**Objectifs:**
1. Répondez aux questions suivantes à partir du billet sur Chirac et l'Irak.
(a) Quelle date figure en tête du billet ?
(b) Avec combien de retard la note annoncée est-elle publiée ?
(c) Quels événements marquent le début et la fin de la période que décrit le billet ?
2. Prolongez le billet sur Chirac et l'Irak à partir de sa dernière phrase.

**Document source:**
-.-.-

04 février 2005

Le point d'inflexion : Chirac et l'Irak, janvier 2003 

[J'avais promis, il y a déjà un peu de temps, une note "prochaine" sur l'attitude diplomatique de la France durant la crise irakienne de l'hiver 2002-2003. La voici, avec moins de 4 mois de retard. Mieux vaux tard que jamais, j'espère.]

"La vérité est la première victime de la guerre", écrivait Arthur Ponsonby (et Eschyle, et Hiram Johnson, et Samuel Johnson). Concernant l'intervention en Irak, l'adage s'applique tout aussi bien à l'avant-guerre. La période qui va de septembre 2002 (début de l'offensive médiatique et diplomatique de l'administration Bush au sujet de l'Irak) à mars 2003 (déclenchement du conflit) a été riche en ambiguïtés rhétoriques, en inflexions diplomatiques et en batailles bureaucratiques. Mais l'image qu'on en retient est celle d'Etats-Unis déterminés dès l'été 2002 à aller à la guerre, quoi qu'il en coûte, et d'une France déterminée à les en empêcher, avec une égale vigueur.

-.-.-

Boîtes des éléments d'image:
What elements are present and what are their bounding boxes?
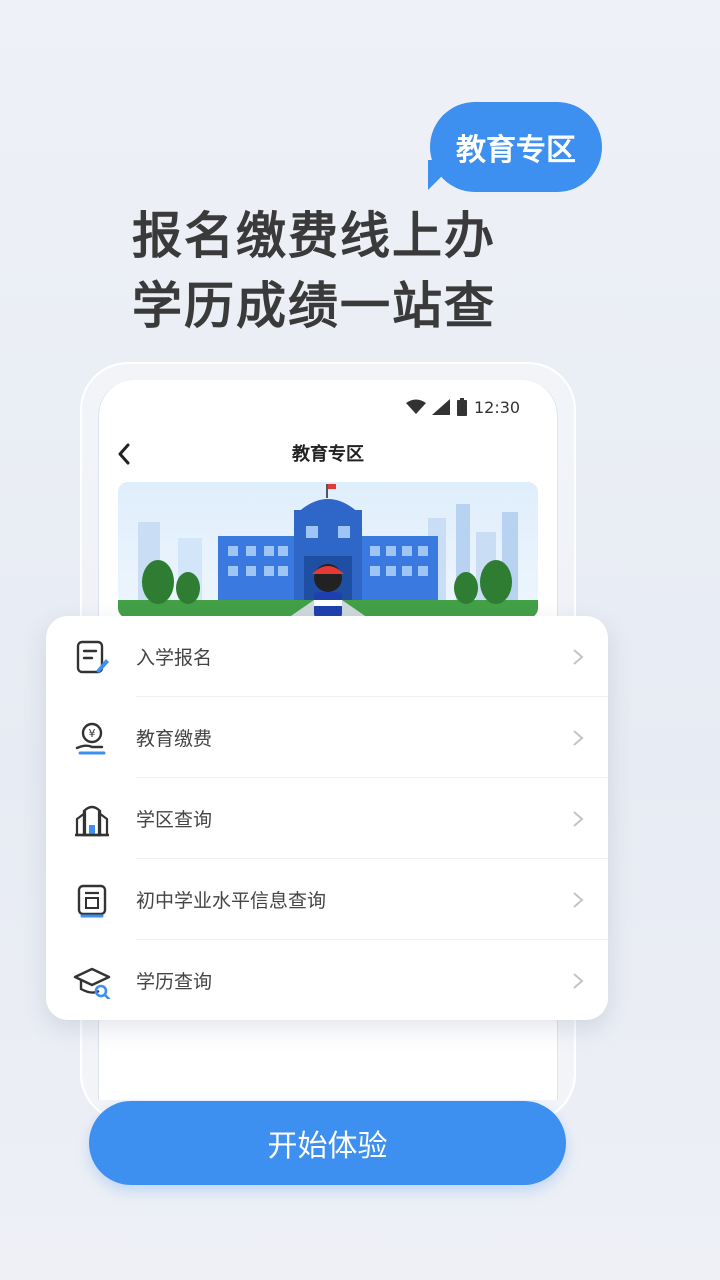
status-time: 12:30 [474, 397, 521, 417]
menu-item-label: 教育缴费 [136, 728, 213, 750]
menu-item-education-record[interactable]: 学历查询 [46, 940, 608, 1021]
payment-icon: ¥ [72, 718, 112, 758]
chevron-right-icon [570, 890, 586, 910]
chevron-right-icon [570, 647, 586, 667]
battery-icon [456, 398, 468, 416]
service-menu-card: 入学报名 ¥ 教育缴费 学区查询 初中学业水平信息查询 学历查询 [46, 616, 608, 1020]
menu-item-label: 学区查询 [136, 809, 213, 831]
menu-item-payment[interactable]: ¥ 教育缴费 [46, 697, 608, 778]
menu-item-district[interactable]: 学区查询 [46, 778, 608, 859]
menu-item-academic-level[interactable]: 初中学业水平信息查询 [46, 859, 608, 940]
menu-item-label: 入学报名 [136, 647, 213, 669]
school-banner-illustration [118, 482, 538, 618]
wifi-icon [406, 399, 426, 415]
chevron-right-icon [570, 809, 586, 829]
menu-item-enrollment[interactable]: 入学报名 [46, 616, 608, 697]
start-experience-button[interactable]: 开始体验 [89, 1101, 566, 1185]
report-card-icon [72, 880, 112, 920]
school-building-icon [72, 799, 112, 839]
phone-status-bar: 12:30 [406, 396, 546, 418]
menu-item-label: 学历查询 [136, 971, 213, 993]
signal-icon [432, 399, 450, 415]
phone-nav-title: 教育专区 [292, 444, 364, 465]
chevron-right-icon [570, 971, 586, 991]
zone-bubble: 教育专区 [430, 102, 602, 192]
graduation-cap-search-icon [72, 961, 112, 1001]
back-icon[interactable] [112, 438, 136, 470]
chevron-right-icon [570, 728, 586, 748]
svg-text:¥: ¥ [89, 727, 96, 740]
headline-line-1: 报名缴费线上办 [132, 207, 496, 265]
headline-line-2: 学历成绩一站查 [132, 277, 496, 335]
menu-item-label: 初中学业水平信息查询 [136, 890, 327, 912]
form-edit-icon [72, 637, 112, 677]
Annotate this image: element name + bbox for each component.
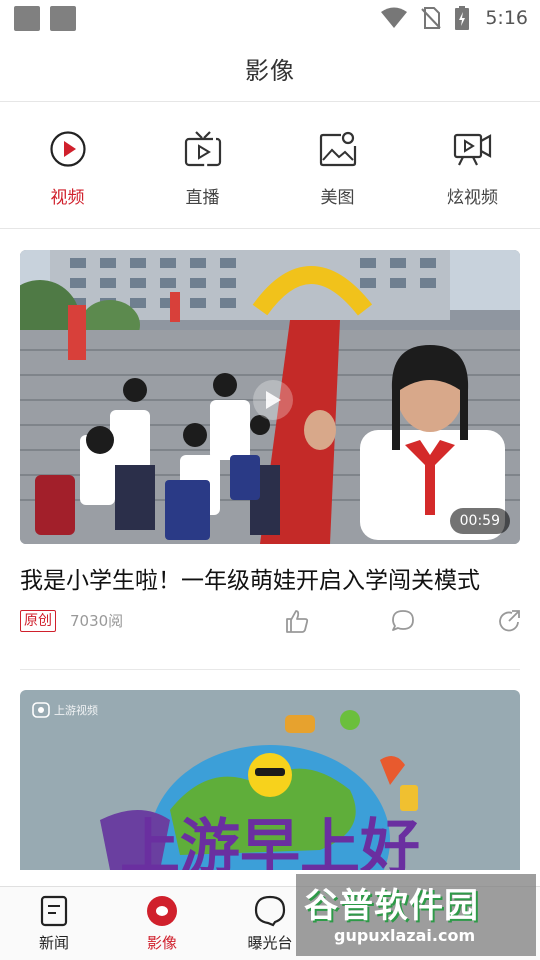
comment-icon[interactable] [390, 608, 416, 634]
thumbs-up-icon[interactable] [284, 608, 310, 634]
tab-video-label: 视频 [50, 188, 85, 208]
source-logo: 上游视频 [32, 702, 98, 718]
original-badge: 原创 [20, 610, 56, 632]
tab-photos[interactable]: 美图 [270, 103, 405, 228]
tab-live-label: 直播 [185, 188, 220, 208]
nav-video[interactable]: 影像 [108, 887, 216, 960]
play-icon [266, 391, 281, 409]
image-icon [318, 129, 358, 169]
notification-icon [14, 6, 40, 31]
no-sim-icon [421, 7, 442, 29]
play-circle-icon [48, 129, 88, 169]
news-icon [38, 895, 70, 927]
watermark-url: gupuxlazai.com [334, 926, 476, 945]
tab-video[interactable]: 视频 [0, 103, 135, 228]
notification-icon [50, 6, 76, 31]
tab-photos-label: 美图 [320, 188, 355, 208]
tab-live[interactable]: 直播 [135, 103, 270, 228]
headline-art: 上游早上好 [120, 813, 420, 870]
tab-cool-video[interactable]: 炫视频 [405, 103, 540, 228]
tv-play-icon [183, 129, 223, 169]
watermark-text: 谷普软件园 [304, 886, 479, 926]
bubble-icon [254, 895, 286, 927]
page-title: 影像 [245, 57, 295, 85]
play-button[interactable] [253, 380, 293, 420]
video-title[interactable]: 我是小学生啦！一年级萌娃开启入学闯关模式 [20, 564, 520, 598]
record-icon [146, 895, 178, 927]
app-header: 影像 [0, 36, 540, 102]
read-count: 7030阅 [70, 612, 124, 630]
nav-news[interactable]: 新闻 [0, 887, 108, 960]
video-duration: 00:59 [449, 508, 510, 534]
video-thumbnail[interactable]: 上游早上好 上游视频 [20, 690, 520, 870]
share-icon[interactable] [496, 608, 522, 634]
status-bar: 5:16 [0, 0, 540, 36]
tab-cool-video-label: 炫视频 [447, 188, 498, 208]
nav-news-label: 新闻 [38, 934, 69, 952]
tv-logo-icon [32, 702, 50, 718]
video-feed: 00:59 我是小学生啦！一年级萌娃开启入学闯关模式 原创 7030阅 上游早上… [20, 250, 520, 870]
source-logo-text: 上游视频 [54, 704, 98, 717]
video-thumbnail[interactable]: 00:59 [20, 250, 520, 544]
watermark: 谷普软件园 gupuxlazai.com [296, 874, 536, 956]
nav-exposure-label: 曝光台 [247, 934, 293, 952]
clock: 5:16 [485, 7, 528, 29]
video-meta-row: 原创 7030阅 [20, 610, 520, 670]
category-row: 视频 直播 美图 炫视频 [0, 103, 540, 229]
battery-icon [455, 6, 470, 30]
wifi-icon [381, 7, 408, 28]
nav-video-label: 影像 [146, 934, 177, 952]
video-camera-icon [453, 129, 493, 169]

-.-.-

**Réponses par tâche:**
1.
(a) Le 04 février 2005.
(b) Avec moins de 4 mois de retard.
(c) Elle commence en septembre 2002 avec le début de l'offensive médiatique et diplomatique de l'administration Bush au sujet de l'Irak, et se termine en mars 2003 avec le déclenchement du conflit.

2.
La thèse d'une France chef de file des opposants dès l'automne 2002 arrange tout le monde. Les responsables français peuvent se glorifier d'une défense constante du droit international contre les folles menées des idéologues réunis autour de Bush. Les responsables américains peuvent faire d'un Chirac forcément allié objectif de Hussein le responsable unique de leur échec diplomatique, masquant ainsi l'étendue et la progression de l'opposition à la guerre en février et mars 2003. Il n'en reste pas moins que la thèse est fausse, ou, en tout cas, à fortement nuancer.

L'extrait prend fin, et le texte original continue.